→ Short problem:
Return the listing word for word, as given.

→ Stored data:
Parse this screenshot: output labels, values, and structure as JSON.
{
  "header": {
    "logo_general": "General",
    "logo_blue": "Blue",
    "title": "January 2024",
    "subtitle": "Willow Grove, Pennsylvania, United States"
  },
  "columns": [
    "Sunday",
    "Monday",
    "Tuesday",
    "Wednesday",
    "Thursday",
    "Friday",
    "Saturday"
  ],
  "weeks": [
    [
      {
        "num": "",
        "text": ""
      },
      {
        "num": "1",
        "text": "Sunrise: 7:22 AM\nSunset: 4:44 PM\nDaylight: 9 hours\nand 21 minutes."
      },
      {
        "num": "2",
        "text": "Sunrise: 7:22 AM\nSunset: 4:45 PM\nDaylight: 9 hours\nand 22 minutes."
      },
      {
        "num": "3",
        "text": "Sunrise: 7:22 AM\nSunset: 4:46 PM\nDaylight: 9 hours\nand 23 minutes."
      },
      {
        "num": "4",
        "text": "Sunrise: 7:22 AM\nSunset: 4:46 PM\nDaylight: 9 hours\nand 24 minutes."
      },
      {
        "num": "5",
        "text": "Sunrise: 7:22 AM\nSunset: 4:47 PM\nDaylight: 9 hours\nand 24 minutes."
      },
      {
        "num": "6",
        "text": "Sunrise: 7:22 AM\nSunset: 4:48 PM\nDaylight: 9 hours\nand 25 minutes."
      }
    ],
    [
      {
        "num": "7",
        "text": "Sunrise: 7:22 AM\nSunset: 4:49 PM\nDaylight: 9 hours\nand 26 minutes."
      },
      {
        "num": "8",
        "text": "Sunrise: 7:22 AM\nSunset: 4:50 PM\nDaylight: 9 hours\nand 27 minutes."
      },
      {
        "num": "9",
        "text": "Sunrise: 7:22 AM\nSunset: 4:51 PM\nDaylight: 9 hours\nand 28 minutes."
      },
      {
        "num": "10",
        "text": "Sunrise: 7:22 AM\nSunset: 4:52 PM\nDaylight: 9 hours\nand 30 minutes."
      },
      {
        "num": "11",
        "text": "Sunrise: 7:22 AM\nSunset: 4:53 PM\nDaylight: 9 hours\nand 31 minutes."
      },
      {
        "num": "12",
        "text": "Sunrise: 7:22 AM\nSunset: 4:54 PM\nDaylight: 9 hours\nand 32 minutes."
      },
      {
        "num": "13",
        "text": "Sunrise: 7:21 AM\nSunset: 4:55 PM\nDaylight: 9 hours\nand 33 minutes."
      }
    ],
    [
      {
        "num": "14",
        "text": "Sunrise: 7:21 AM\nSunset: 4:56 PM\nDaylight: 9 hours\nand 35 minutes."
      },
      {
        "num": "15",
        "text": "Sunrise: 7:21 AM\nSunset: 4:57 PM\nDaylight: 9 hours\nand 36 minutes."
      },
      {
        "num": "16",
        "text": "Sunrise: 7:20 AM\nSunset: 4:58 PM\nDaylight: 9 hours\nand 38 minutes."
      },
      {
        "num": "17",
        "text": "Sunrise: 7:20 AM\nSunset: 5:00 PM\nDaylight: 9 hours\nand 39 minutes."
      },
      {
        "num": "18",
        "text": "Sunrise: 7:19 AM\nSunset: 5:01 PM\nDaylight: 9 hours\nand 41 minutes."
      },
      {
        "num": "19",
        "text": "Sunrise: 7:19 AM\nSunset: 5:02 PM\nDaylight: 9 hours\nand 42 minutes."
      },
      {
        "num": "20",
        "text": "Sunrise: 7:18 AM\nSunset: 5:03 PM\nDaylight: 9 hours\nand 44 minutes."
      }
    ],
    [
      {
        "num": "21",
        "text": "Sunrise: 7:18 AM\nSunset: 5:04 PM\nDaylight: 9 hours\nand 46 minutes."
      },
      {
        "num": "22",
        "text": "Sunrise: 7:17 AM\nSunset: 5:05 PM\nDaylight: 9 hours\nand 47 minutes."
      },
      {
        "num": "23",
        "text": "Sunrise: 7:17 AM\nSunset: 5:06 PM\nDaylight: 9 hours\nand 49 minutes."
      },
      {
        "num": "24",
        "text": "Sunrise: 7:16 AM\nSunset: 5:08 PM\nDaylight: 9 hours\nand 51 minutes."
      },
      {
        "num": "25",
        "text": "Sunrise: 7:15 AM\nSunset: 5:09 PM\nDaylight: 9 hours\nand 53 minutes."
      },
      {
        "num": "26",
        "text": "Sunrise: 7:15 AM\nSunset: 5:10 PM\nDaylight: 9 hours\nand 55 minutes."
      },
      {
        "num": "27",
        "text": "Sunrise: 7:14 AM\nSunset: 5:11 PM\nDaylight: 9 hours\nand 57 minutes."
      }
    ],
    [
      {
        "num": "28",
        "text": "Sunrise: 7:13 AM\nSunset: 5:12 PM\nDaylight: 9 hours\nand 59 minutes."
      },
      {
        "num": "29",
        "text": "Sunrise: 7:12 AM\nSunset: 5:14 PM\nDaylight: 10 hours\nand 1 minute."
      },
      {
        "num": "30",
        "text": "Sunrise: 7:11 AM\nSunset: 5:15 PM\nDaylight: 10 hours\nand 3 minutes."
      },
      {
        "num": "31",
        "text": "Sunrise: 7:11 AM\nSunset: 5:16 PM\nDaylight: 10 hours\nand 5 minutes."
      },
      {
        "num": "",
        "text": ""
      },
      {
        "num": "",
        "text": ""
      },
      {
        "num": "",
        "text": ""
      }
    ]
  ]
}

→ Exercise output:
Parse this screenshot: output labels, values, and structure as JSON.
{
  "header": {
    "logo_general": "General",
    "logo_blue": "Blue",
    "title": "January 2024",
    "subtitle": "Willow Grove, Pennsylvania, United States"
  },
  "columns": [
    "Sunday",
    "Monday",
    "Tuesday",
    "Wednesday",
    "Thursday",
    "Friday",
    "Saturday"
  ],
  "weeks": [
    [
      {
        "num": "",
        "text": ""
      },
      {
        "num": "1",
        "text": "Sunrise: 7:22 AM\nSunset: 4:44 PM\nDaylight: 9 hours\nand 21 minutes."
      },
      {
        "num": "2",
        "text": "Sunrise: 7:22 AM\nSunset: 4:45 PM\nDaylight: 9 hours\nand 22 minutes."
      },
      {
        "num": "3",
        "text": "Sunrise: 7:22 AM\nSunset: 4:46 PM\nDaylight: 9 hours\nand 23 minutes."
      },
      {
        "num": "4",
        "text": "Sunrise: 7:22 AM\nSunset: 4:46 PM\nDaylight: 9 hours\nand 24 minutes."
      },
      {
        "num": "5",
        "text": "Sunrise: 7:22 AM\nSunset: 4:47 PM\nDaylight: 9 hours\nand 24 minutes."
      },
      {
        "num": "6",
        "text": "Sunrise: 7:22 AM\nSunset: 4:48 PM\nDaylight: 9 hours\nand 25 minutes."
      }
    ],
    [
      {
        "num": "7",
        "text": "Sunrise: 7:22 AM\nSunset: 4:49 PM\nDaylight: 9 hours\nand 26 minutes."
      },
      {
        "num": "8",
        "text": "Sunrise: 7:22 AM\nSunset: 4:50 PM\nDaylight: 9 hours\nand 27 minutes."
      },
      {
        "num": "9",
        "text": "Sunrise: 7:22 AM\nSunset: 4:51 PM\nDaylight: 9 hours\nand 28 minutes."
      },
      {
        "num": "10",
        "text": "Sunrise: 7:22 AM\nSunset: 4:52 PM\nDaylight: 9 hours\nand 30 minutes."
      },
      {
        "num": "11",
        "text": "Sunrise: 7:22 AM\nSunset: 4:53 PM\nDaylight: 9 hours\nand 31 minutes."
      },
      {
        "num": "12",
        "text": "Sunrise: 7:22 AM\nSunset: 4:54 PM\nDaylight: 9 hours\nand 32 minutes."
      },
      {
        "num": "13",
        "text": "Sunrise: 7:21 AM\nSunset: 4:55 PM\nDaylight: 9 hours\nand 33 minutes."
      }
    ],
    [
      {
        "num": "14",
        "text": "Sunrise: 7:21 AM\nSunset: 4:56 PM\nDaylight: 9 hours\nand 35 minutes."
      },
      {
        "num": "15",
        "text": "Sunrise: 7:21 AM\nSunset: 4:57 PM\nDaylight: 9 hours\nand 36 minutes."
      },
      {
        "num": "16",
        "text": "Sunrise: 7:20 AM\nSunset: 4:58 PM\nDaylight: 9 hours\nand 38 minutes."
      },
      {
        "num": "17",
        "text": "Sunrise: 7:20 AM\nSunset: 5:00 PM\nDaylight: 9 hours\nand 39 minutes."
      },
      {
        "num": "18",
        "text": "Sunrise: 7:19 AM\nSunset: 5:01 PM\nDaylight: 9 hours\nand 41 minutes."
      },
      {
        "num": "19",
        "text": "Sunrise: 7:19 AM\nSunset: 5:02 PM\nDaylight: 9 hours\nand 42 minutes."
      },
      {
        "num": "20",
        "text": "Sunrise: 7:18 AM\nSunset: 5:03 PM\nDaylight: 9 hours\nand 44 minutes."
      }
    ],
    [
      {
        "num": "21",
        "text": "Sunrise: 7:18 AM\nSunset: 5:04 PM\nDaylight: 9 hours\nand 46 minutes."
      },
      {
        "num": "22",
        "text": "Sunrise: 7:17 AM\nSunset: 5:05 PM\nDaylight: 9 hours\nand 47 minutes."
      },
      {
        "num": "23",
        "text": "Sunrise: 7:17 AM\nSunset: 5:06 PM\nDaylight: 9 hours\nand 49 minutes."
      },
      {
        "num": "24",
        "text": "Sunrise: 7:16 AM\nSunset: 5:08 PM\nDaylight: 9 hours\nand 51 minutes."
      },
      {
        "num": "25",
        "text": "Sunrise: 7:15 AM\nSunset: 5:09 PM\nDaylight: 9 hours\nand 53 minutes."
      },
      {
        "num": "26",
        "text": "Sunrise: 7:15 AM\nSunset: 5:10 PM\nDaylight: 9 hours\nand 55 minutes."
      },
      {
        "num": "27",
        "text": "Sunrise: 7:14 AM\nSunset: 5:11 PM\nDaylight: 9 hours\nand 57 minutes."
      }
    ],
    [
      {
        "num": "28",
        "text": "Sunrise: 7:13 AM\nSunset: 5:12 PM\nDaylight: 9 hours\nand 59 minutes."
      },
      {
        "num": "29",
        "text": "Sunrise: 7:12 AM\nSunset: 5:14 PM\nDaylight: 10 hours\nand 1 minute."
      },
      {
        "num": "30",
        "text": "Sunrise: 7:11 AM\nSunset: 5:15 PM\nDaylight: 10 hours\nand 3 minutes."
      },
      {
        "num": "31",
        "text": "Sunrise: 7:11 AM\nSunset: 5:16 PM\nDaylight: 10 hours\nand 5 minutes."
      },
      {
        "num": "",
        "text": ""
      },
      {
        "num": "",
        "text": ""
      },
      {
        "num": "",
        "text": ""
      }
    ]
  ]
}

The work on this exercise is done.